* _INSTRUCTION_
Go through the records underneath and write each one out again exactly.

* _EXERCISE INPUT_
— BEGIN —
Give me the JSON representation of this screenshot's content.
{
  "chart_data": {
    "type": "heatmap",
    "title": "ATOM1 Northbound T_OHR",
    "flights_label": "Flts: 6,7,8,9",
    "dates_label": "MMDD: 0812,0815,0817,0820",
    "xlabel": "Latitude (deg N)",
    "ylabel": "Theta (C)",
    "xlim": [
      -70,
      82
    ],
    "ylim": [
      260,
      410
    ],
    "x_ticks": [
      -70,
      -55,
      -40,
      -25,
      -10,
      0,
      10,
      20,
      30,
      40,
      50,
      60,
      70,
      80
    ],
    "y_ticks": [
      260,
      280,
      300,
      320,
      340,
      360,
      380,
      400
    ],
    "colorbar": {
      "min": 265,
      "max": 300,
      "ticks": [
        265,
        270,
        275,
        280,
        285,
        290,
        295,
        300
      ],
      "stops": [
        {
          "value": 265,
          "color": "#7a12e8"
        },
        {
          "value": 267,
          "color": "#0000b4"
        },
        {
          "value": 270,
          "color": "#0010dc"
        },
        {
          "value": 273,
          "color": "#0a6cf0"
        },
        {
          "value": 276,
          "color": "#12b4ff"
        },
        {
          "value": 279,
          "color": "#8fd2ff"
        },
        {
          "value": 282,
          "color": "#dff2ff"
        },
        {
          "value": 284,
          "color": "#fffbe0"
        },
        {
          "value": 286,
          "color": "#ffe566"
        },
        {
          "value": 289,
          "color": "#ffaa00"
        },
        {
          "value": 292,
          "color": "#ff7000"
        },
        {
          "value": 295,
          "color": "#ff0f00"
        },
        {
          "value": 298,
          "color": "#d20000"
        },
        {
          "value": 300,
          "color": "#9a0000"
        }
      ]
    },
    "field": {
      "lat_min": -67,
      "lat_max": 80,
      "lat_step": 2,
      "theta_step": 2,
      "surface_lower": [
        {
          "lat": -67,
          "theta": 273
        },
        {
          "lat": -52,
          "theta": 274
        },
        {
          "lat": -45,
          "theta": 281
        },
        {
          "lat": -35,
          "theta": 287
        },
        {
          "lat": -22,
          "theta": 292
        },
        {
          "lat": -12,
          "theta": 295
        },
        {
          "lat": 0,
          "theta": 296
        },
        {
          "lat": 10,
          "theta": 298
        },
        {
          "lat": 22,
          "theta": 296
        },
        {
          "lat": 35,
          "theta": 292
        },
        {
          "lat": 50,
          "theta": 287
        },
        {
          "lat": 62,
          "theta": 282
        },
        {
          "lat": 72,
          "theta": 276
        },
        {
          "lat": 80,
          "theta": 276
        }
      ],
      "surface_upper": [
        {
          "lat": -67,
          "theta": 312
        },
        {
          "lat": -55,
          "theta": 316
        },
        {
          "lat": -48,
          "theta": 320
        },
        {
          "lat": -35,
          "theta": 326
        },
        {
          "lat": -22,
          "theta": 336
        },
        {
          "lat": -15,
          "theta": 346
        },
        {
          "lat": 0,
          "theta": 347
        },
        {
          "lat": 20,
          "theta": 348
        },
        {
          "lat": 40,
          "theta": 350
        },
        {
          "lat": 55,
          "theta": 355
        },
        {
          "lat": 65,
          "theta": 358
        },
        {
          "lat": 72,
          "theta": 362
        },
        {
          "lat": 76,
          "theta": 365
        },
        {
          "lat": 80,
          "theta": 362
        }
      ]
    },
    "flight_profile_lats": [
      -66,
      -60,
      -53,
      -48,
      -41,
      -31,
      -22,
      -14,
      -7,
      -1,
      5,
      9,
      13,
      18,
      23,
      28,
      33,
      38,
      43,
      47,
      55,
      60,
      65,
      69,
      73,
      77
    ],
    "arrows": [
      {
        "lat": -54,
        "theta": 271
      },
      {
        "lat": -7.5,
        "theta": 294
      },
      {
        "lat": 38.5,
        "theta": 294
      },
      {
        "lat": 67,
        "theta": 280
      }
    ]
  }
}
— END —
* _RESPONSE TO THE TASK_
Give me the JSON representation of this screenshot's content.
{
  "chart_data": {
    "type": "heatmap",
    "title": "ATOM1 Northbound T_OHR",
    "flights_label": "Flts: 6,7,8,9",
    "dates_label": "MMDD: 0812,0815,0817,0820",
    "xlabel": "Latitude (deg N)",
    "ylabel": "Theta (C)",
    "xlim": [
      -70,
      82
    ],
    "ylim": [
      260,
      410
    ],
    "x_ticks": [
      -70,
      -55,
      -40,
      -25,
      -10,
      0,
      10,
      20,
      30,
      40,
      50,
      60,
      70,
      80
    ],
    "y_ticks": [
      260,
      280,
      300,
      320,
      340,
      360,
      380,
      400
    ],
    "colorbar": {
      "min": 265,
      "max": 300,
      "ticks": [
        265,
        270,
        275,
        280,
        285,
        290,
        295,
        300
      ],
      "stops": [
        {
          "value": 265,
          "color": "#7a12e8"
        },
        {
          "value": 267,
          "color": "#0000b4"
        },
        {
          "value": 270,
          "color": "#0010dc"
        },
        {
          "value": 273,
          "color": "#0a6cf0"
        },
        {
          "value": 276,
          "color": "#12b4ff"
        },
        {
          "value": 279,
          "color": "#8fd2ff"
        },
        {
          "value": 282,
          "color": "#dff2ff"
        },
        {
          "value": 284,
          "color": "#fffbe0"
        },
        {
          "value": 286,
          "color": "#ffe566"
        },
        {
          "value": 289,
          "color": "#ffaa00"
        },
        {
          "value": 292,
          "color": "#ff7000"
        },
        {
          "value": 295,
          "color": "#ff0f00"
        },
        {
          "value": 298,
          "color": "#d20000"
        },
        {
          "value": 300,
          "color": "#9a0000"
        }
      ]
    },
    "field": {
      "lat_min": -67,
      "lat_max": 80,
      "lat_step": 2,
      "theta_step": 2,
      "surface_lower": [
        {
          "lat": -67,
          "theta": 273
        },
        {
          "lat": -52,
          "theta": 274
        },
        {
          "lat": -45,
          "theta": 281
        },
        {
          "lat": -35,
          "theta": 287
        },
        {
          "lat": -22,
          "theta": 292
        },
        {
          "lat": -12,
          "theta": 295
        },
        {
          "lat": 0,
          "theta": 296
        },
        {
          "lat": 10,
          "theta": 298
        },
        {
          "lat": 22,
          "theta": 296
        },
        {
          "lat": 35,
          "theta": 292
        },
        {
          "lat": 50,
          "theta": 287
        },
        {
          "lat": 62,
          "theta": 282
        },
        {
          "lat": 72,
          "theta": 276
        },
        {
          "lat": 80,
          "theta": 276
        }
      ],
      "surface_upper": [
        {
          "lat": -67,
          "theta": 312
        },
        {
          "lat": -55,
          "theta": 316
        },
        {
          "lat": -48,
          "theta": 320
        },
        {
          "lat": -35,
          "theta": 326
        },
        {
          "lat": -22,
          "theta": 336
        },
        {
          "lat": -15,
          "theta": 346
        },
        {
          "lat": 0,
          "theta": 347
        },
        {
          "lat": 20,
          "theta": 348
        },
        {
          "lat": 40,
          "theta": 350
        },
        {
          "lat": 55,
          "theta": 355
        },
        {
          "lat": 65,
          "theta": 358
        },
        {
          "lat": 72,
          "theta": 362
        },
        {
          "lat": 76,
          "theta": 365
        },
        {
          "lat": 80,
          "theta": 362
        }
      ]
    },
    "flight_profile_lats": [
      -66,
      -60,
      -53,
      -48,
      -41,
      -31,
      -22,
      -14,
      -7,
      -1,
      5,
      9,
      13,
      18,
      23,
      28,
      33,
      38,
      43,
      47,
      55,
      60,
      65,
      69,
      73,
      77
    ],
    "arrows": [
      {
        "lat": -54,
        "theta": 271
      },
      {
        "lat": -7.5,
        "theta": 294
      },
      {
        "lat": 38.5,
        "theta": 294
      },
      {
        "lat": 67,
        "theta": 280
      }
    ]
  }
}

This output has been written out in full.